▶ [文件段落]:
====================

愛是如此神聖,讓木樽無法對自己的戀人惠理佳產生性慾望,這讓努力活得像「正常人」的惠理佳感到無法接受,而木樽體察出這個落差後,他的解決方案卓爾不群:介紹自己的朋友給惠理佳。

木樽為什麼不實際一點呢?為什麼不修改一下他的愛執著?因為那是他的精神支柱,他是通過否定建立起自我的,他刻意學方言,不努力準備高考,拒絕他人的規勸,在這個世界上,想做一個不同的人的代價太高了,將愛神話到麻醉劑的程度,才能支撐住他的世界,使其免於崩潰。果然,在明白惠理佳是一個「正常」的女人後,木樽逃到了美國。

《獨立器官》的故事結構很像《昨天》,一生未婚的渡會醫生滿足於和不同女性交往,他習慣並依附於這種自由,但最終一個女人讓他體會到了愛。可在騙到足夠多的錢財後,她嫁給了另外一個人,而渡會選擇了死亡。因為失去自由,渡會已無法維繫內心的平衡。

《山魯佐德》寫一個被工具化的女人捏造了前生,並通過編故事來尋找自我。

《木野》基本是《駕駛我的車》的翻版,妻子出軌,他卻仇恨不起來,因神秘力量,他不得不逃離自己的小酒吧,四處遊蕩。

《戀愛的薩姆沙》是一個片段,很像村上春樹早期短篇小說。

通覽全書,村上春樹彼此重複的問題依然明顯,細加推究,《駕駛我的車》其實是濃縮的《沒有色彩的多崎作和他的巡禮之年》,而《昨天》頗有《挪威的森林》味道,至於《獨立器官》中的渡會醫生,則讓人想起《列剋星敦的幽靈》中的美國建築師凱錫。

村上春樹並不是一位真正有創造力的作家,他太迎合市場,他要寫讓大家感動的故事,所以自縛手腳。他把太多的才能消耗在「用細節來打消重複感」上,單看皮相,很難注意到其故事結構的雷同。

村上春樹的細節寫作多信手拈來,不完全為主題服務,他很有耐心地去寫無關之事,比如《駕駛我的車》是否有必要精細地去描寫女司機渡利的性格與家世?是否有必要細寫他的老爺車?這種散漫與東方美學主張的「多點透視」相關,讓讀者不斷感到陌生,會干擾他們對主題的注意力。只要最終結果還沒有被猜出,故事就能繼續維繫下去。村上的小說常常有三四條故事線,以哪個為結局都可以,這讓他遊刃有餘,而代價就是結局的震撼力有所降低,給人以「明明是一個簡單故事,卻講得這麼複雜」之感。

所以,村上春樹不得不經常採用「第一人稱」寫作,正如日本學者加藤典洋所說:「村上文學其實有某種不變的特徵,即從小說最為基礎的文體上講,他經常運用『我』作為『第一人稱』的敘事主體。」利用「我」賜予的信馬由韁的權利,來掩蓋情節中的斧鑿、虛假的痕跡。

村上春樹就像古代東方畫家,一生都在畫梅花,卻堅信畫的是「我」,每幅都相同,每幅又不同,他不斷捕捉著瞬間的感悟與激情,以此強化對「我」的認知。

====================

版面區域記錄
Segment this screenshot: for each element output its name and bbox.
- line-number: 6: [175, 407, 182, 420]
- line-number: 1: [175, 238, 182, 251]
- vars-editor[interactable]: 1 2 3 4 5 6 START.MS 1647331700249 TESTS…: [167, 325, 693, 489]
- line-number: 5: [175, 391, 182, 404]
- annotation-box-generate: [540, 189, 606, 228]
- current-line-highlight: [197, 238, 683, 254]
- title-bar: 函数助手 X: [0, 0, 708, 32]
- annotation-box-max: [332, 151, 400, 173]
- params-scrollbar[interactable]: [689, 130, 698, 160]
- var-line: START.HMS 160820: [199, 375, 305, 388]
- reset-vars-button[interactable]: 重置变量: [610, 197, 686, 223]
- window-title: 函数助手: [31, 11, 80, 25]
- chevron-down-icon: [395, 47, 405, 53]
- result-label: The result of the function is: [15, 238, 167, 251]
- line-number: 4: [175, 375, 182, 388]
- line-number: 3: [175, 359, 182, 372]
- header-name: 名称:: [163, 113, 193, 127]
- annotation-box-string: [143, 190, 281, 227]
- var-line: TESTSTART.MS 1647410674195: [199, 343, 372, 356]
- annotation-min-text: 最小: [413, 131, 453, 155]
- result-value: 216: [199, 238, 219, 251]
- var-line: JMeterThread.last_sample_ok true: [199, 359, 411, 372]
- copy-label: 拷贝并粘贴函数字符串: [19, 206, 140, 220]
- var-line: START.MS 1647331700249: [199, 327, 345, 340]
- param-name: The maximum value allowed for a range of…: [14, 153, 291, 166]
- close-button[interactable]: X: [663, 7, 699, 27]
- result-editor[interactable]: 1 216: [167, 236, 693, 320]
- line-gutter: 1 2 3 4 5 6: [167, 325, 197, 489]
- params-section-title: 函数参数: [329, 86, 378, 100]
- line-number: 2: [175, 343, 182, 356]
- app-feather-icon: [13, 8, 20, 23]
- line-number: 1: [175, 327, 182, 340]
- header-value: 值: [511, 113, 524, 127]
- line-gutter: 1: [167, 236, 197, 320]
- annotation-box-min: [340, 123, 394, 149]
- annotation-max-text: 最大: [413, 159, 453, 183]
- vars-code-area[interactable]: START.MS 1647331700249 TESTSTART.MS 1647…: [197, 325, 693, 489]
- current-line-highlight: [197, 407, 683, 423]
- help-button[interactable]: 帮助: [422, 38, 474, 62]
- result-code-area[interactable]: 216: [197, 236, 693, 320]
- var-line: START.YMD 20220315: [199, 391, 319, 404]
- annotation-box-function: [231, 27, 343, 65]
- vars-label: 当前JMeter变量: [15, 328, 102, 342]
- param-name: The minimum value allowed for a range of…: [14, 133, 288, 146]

====================

▶ [練習題目]:
A) 根據這篇評論,回答下列問題:
(i) 木樽明白惠理佳是一個「正常」的女人後,逃到了哪裡?
(ii) 評論說《木野》基本是哪一篇作品的翻版?
(iii) 評論引述了哪位日本學者的話?
B) 把這篇評論從「村上春樹並不是一位真正有創造」一直到「故事,卻講得這麼複雜」之感。」的文字,照原文一字不差地抄出來。

▶ [完整解答]:
A)
(i) 美國。
(ii) 《駕駛我的車》。
(iii) 加藤典洋。

B)
村上春樹並不是一位真正有創造力的作家,他太迎合市場,他要寫讓大家感動的故事,所以自縛手腳。他把太多的才能消耗在「用細節來打消重複感」上,單看皮相,很難注意到其故事結構的雷同。

村上春樹的細節寫作多信手拈來,不完全為主題服務,他很有耐心地去寫無關之事,比如《駕駛我的車》是否有必要精細地去描寫女司機渡利的性格與家世?是否有必要細寫他的老爺車?這種散漫與東方美學主張的「多點透視」相關,讓讀者不斷感到陌生,會干擾他們對主題的注意力。只要最終結果還沒有被猜出,故事就能繼續維繫下去。村上的小說常常有三四條故事線,以哪個為結局都可以,這讓他遊刃有餘,而代價就是結局的震撼力有所降低,給人以「明明是一個簡單故事,卻講得這麼複雜」之感。